Task
Copy out all lines where "Current" appears.

Supplied records

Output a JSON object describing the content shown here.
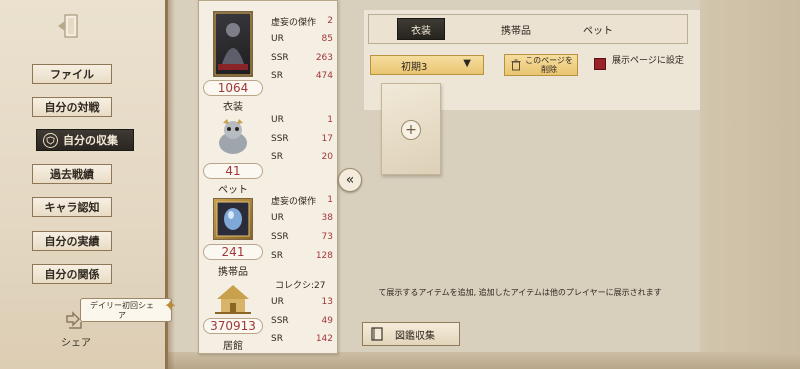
{
  "sidebar": {
    "items": [
      {
        "label": "ファイル"
      },
      {
        "label": "自分の対戦"
      },
      {
        "label": "自分の収集"
      },
      {
        "label": "過去戦績"
      },
      {
        "label": "キャラ認知"
      },
      {
        "label": "自分の実績"
      },
      {
        "label": "自分の関係"
      }
    ],
    "daily_badge": "デイリー初回シェア",
    "share_label": "シェア"
  },
  "stats": {
    "costume": {
      "rows": [
        {
          "label": "虚妄の傑作",
          "value": "2"
        },
        {
          "label": "UR",
          "value": "85"
        },
        {
          "label": "SSR",
          "value": "263"
        },
        {
          "label": "SR",
          "value": "474"
        }
      ],
      "count": "1064",
      "name": "衣装"
    },
    "pet": {
      "rows": [
        {
          "label": "UR",
          "value": "1"
        },
        {
          "label": "SSR",
          "value": "17"
        },
        {
          "label": "SR",
          "value": "20"
        }
      ],
      "count": "41",
      "name": "ペット"
    },
    "accessory": {
      "rows": [
        {
          "label": "虚妄の傑作",
          "value": "1"
        },
        {
          "label": "UR",
          "value": "38"
        },
        {
          "label": "SSR",
          "value": "73"
        },
        {
          "label": "SR",
          "value": "128"
        }
      ],
      "count": "241",
      "name": "携帯品"
    },
    "residence": {
      "header": "コレクシ:27",
      "rows": [
        {
          "label": "UR",
          "value": "13"
        },
        {
          "label": "SSR",
          "value": "49"
        },
        {
          "label": "SR",
          "value": "142"
        }
      ],
      "count": "370913",
      "name": "居館"
    }
  },
  "tabs": [
    {
      "label": "衣装"
    },
    {
      "label": "携帯品"
    },
    {
      "label": "ペット"
    }
  ],
  "filter": {
    "selected": "初期3"
  },
  "delete_page_label": "このページを削除",
  "showcase_label": "展示ページに設定",
  "info_text": "て展示するアイテムを追加, 追加したアイテムは他のプレイヤーに展示されます",
  "catalog_label": "図鑑収集",
  "colors": {
    "accent_red": "#a0383a",
    "tab_dark": "#27241f",
    "gold": "#e8c571"
  }
}
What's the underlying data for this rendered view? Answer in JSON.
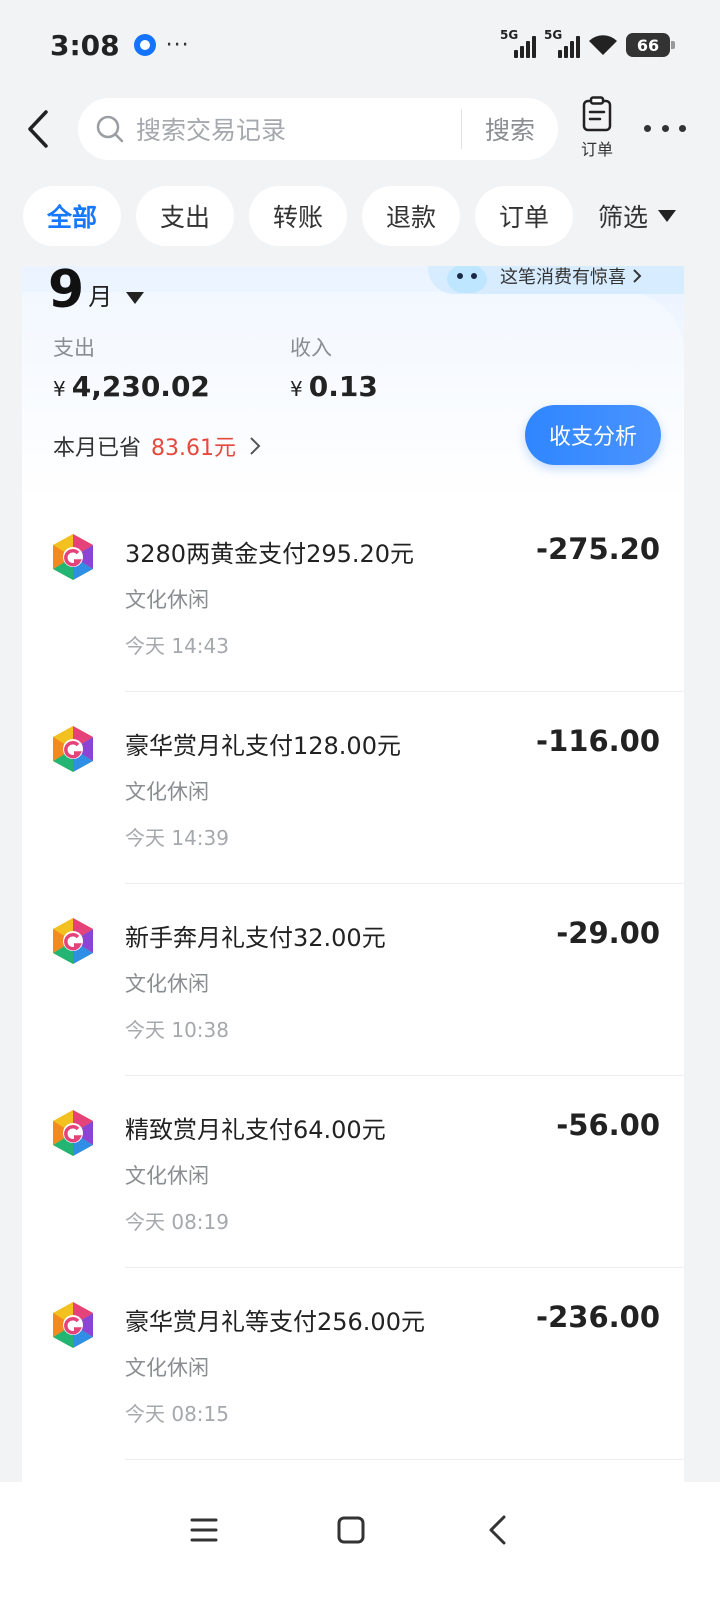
{
  "status_bar": {
    "time": "3:08",
    "more": "···",
    "network_1": "5G",
    "network_2": "5G",
    "battery": "66"
  },
  "header": {
    "search_placeholder": "搜索交易记录",
    "search_button": "搜索",
    "orders_label": "订单"
  },
  "filters": [
    {
      "label": "全部",
      "active": true
    },
    {
      "label": "支出",
      "active": false
    },
    {
      "label": "转账",
      "active": false
    },
    {
      "label": "退款",
      "active": false
    },
    {
      "label": "订单",
      "active": false
    }
  ],
  "filter_more_label": "筛选",
  "summary": {
    "month_number": "9",
    "month_unit": "月",
    "promo_text": "这笔消费有惊喜",
    "expense_label": "支出",
    "expense_currency": "¥",
    "expense_value": "4,230.02",
    "income_label": "收入",
    "income_currency": "¥",
    "income_value": "0.13",
    "saved_label": "本月已省",
    "saved_amount": "83.61元",
    "analysis_button": "收支分析"
  },
  "transactions": [
    {
      "title": "3280两黄金支付295.20元",
      "category": "文化休闲",
      "time": "今天 14:43",
      "amount": "-275.20"
    },
    {
      "title": "豪华赏月礼支付128.00元",
      "category": "文化休闲",
      "time": "今天 14:39",
      "amount": "-116.00"
    },
    {
      "title": "新手奔月礼支付32.00元",
      "category": "文化休闲",
      "time": "今天 10:38",
      "amount": "-29.00"
    },
    {
      "title": "精致赏月礼支付64.00元",
      "category": "文化休闲",
      "time": "今天 08:19",
      "amount": "-56.00"
    },
    {
      "title": "豪华赏月礼等支付256.00元",
      "category": "文化休闲",
      "time": "今天 08:15",
      "amount": "-236.00"
    }
  ],
  "colors": {
    "accent": "#1677ff",
    "saved_amount": "#e5483c",
    "page_background": "#f2f3f5"
  }
}
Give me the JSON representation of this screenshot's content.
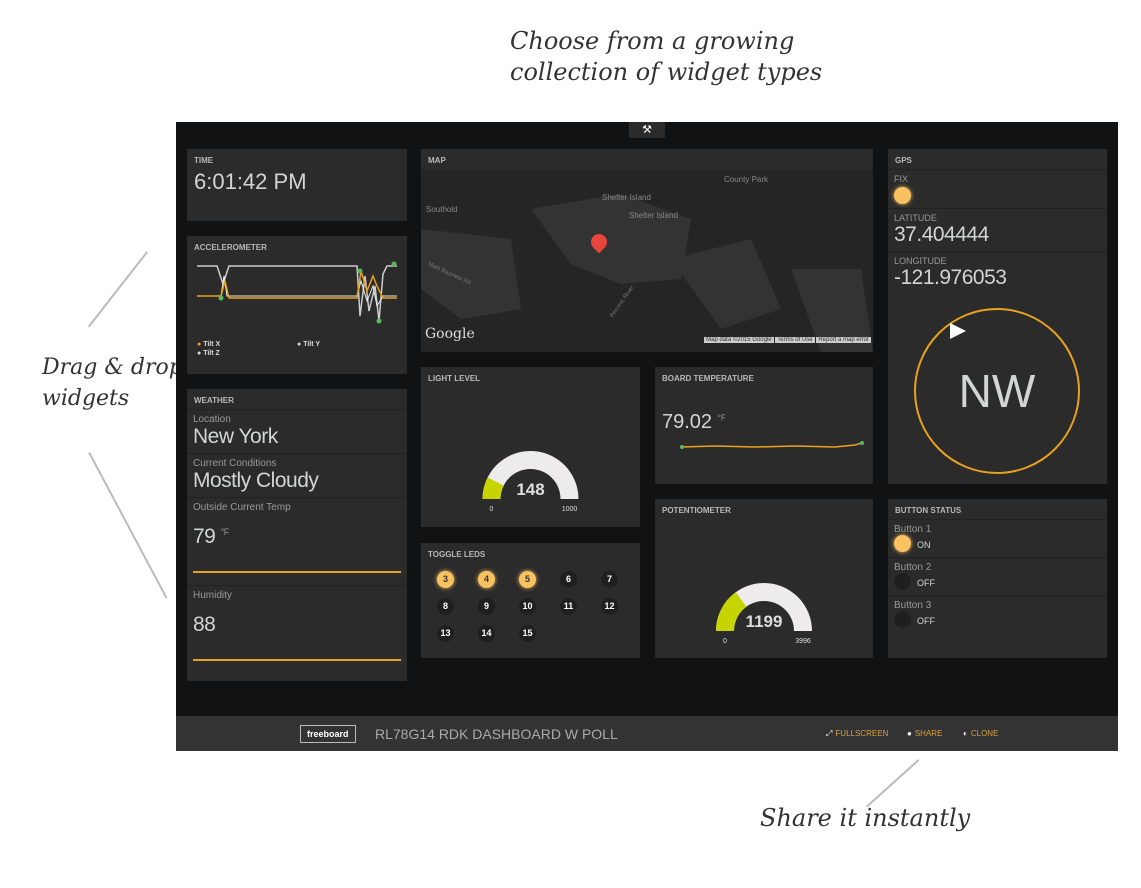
{
  "annotations": {
    "top_line1": "Choose from a growing",
    "top_line2": "collection of widget types",
    "left_line1": "Drag & drop",
    "left_line2": "widgets",
    "bottom": "Share it instantly"
  },
  "colors": {
    "accent": "#f8c261",
    "orange": "#e8a21e",
    "panel": "#2b2b2b",
    "background": "#101214",
    "green": "#5cb85c"
  },
  "toolbar": {
    "icon": "wrench-icon"
  },
  "time": {
    "title": "TIME",
    "value": "6:01:42 PM"
  },
  "accelerometer": {
    "title": "ACCELEROMETER",
    "legend": [
      "Tilt X",
      "Tilt Y",
      "Tilt Z"
    ]
  },
  "weather": {
    "title": "WEATHER",
    "location_label": "Location",
    "location": "New York",
    "conditions_label": "Current Conditions",
    "conditions": "Mostly Cloudy",
    "temp_label": "Outside Current Temp",
    "temp": "79",
    "temp_unit": "°F",
    "humidity_label": "Humidity",
    "humidity": "88"
  },
  "map": {
    "title": "MAP",
    "labels": [
      "County Park",
      "Southold",
      "Shelter Island",
      "Shelter Island",
      "Main Bayview Rd",
      "Peconic River"
    ],
    "google": "Google",
    "attrib": [
      "Map data ©2015 Google",
      "Terms of Use",
      "Report a map error"
    ]
  },
  "light": {
    "title": "LIGHT LEVEL",
    "value": "148",
    "min": "0",
    "max": "1000",
    "fraction": 0.148
  },
  "leds": {
    "title": "TOGGLE LEDS",
    "items": [
      {
        "n": "3",
        "on": true
      },
      {
        "n": "4",
        "on": true
      },
      {
        "n": "5",
        "on": true
      },
      {
        "n": "6",
        "on": false
      },
      {
        "n": "7",
        "on": false
      },
      {
        "n": "8",
        "on": false
      },
      {
        "n": "9",
        "on": false
      },
      {
        "n": "10",
        "on": false
      },
      {
        "n": "11",
        "on": false
      },
      {
        "n": "12",
        "on": false
      },
      {
        "n": "13",
        "on": false
      },
      {
        "n": "14",
        "on": false
      },
      {
        "n": "15",
        "on": false
      }
    ]
  },
  "board_temp": {
    "title": "BOARD TEMPERATURE",
    "value": "79.02",
    "unit": "°F"
  },
  "pot": {
    "title": "POTENTIOMETER",
    "value": "1199",
    "min": "0",
    "max": "3996",
    "fraction": 0.3
  },
  "gps": {
    "title": "GPS",
    "fix_label": "FIX",
    "lat_label": "LATITUDE",
    "lat": "37.404444",
    "lon_label": "LONGITUDE",
    "lon": "-121.976053",
    "heading": "NW"
  },
  "buttons": {
    "title": "BUTTON STATUS",
    "items": [
      {
        "label": "Button 1",
        "state": "ON"
      },
      {
        "label": "Button 2",
        "state": "OFF"
      },
      {
        "label": "Button 3",
        "state": "OFF"
      }
    ]
  },
  "footer": {
    "logo": "freeboard",
    "title": "RL78G14 RDK DASHBOARD W POLL",
    "fullscreen": "FULLSCREEN",
    "share": "SHARE",
    "clone": "CLONE"
  }
}
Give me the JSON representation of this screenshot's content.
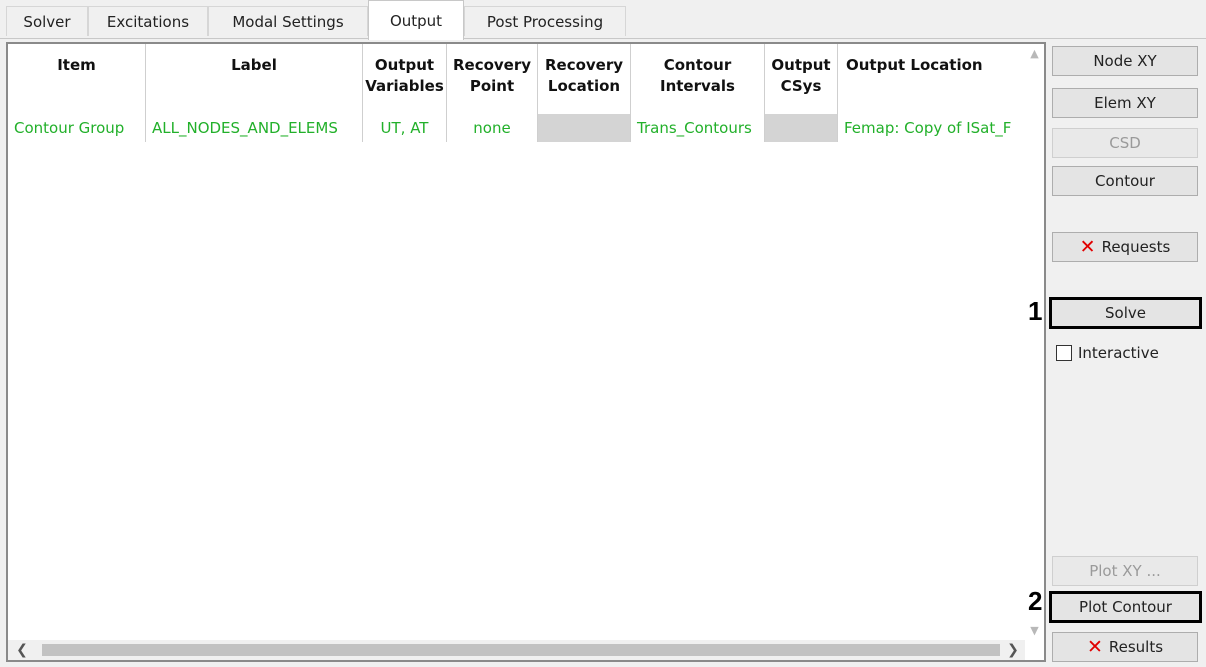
{
  "tabs": [
    {
      "label": "Solver",
      "active": false
    },
    {
      "label": "Excitations",
      "active": false
    },
    {
      "label": "Modal Settings",
      "active": false
    },
    {
      "label": "Output",
      "active": true
    },
    {
      "label": "Post Processing",
      "active": false
    }
  ],
  "table": {
    "columns": [
      {
        "line1": "Item",
        "line2": ""
      },
      {
        "line1": "Label",
        "line2": ""
      },
      {
        "line1": "Output",
        "line2": "Variables"
      },
      {
        "line1": "Recovery",
        "line2": "Point"
      },
      {
        "line1": "Recovery",
        "line2": "Location"
      },
      {
        "line1": "Contour",
        "line2": "Intervals"
      },
      {
        "line1": "Output",
        "line2": "CSys"
      },
      {
        "line1": "Output Location",
        "line2": ""
      }
    ],
    "rows": [
      {
        "item": "Contour Group",
        "label": "ALL_NODES_AND_ELEMS",
        "output_variables": "UT, AT",
        "recovery_point": "none",
        "recovery_location": "",
        "contour_intervals": "Trans_Contours",
        "output_csys": "",
        "output_location": "Femap: Copy of ISat_F"
      }
    ],
    "row_text_color": "#22b02a"
  },
  "buttons": {
    "node_xy": "Node XY",
    "elem_xy": "Elem XY",
    "csd": "CSD",
    "contour": "Contour",
    "requests": "Requests",
    "solve": "Solve",
    "plot_xy": "Plot XY ...",
    "plot_contour": "Plot Contour",
    "results": "Results"
  },
  "interactive_checkbox": {
    "label": "Interactive",
    "checked": false
  },
  "step_markers": {
    "solve": "1",
    "plot_contour": "2"
  },
  "icons": {
    "delete": "red-x-icon"
  }
}
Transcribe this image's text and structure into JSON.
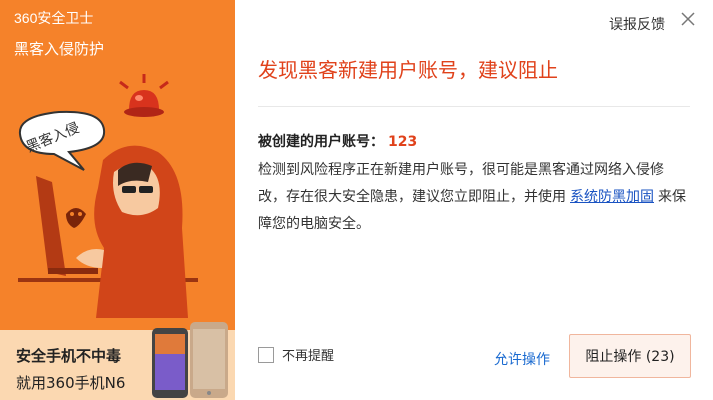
{
  "app": {
    "brand": "360安全卫士",
    "subtitle": "黑客入侵防护"
  },
  "left_panel": {
    "bubble_text": "黑客入侵",
    "promo_line1": "安全手机不中毒",
    "promo_line2": "就用360手机N6"
  },
  "header": {
    "feedback_label": "误报反馈",
    "close_icon": "close-icon"
  },
  "alert": {
    "title": "发现黑客新建用户账号，建议阻止",
    "account_label": "被创建的用户账号：",
    "account_value": "123",
    "desc_part1": "检测到风险程序正在新建用户账号，很可能是黑客通过网络入侵修改，存在很大安全隐患，建议您立即阻止，并使用",
    "desc_link": "系统防黑加固",
    "desc_part2": "来保障您的电脑安全。"
  },
  "footer": {
    "no_remind_label": "不再提醒",
    "allow_label": "允许操作",
    "block_label": "阻止操作 (23)"
  },
  "colors": {
    "left_bg": "#f5822a",
    "title_red": "#e0421b",
    "link_blue": "#1a6ad0",
    "promo_bg": "#fbd8b1"
  }
}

Response to the task
    "conditions_label": "Current Conditions",
    "temp_label": "Outside Current Temp",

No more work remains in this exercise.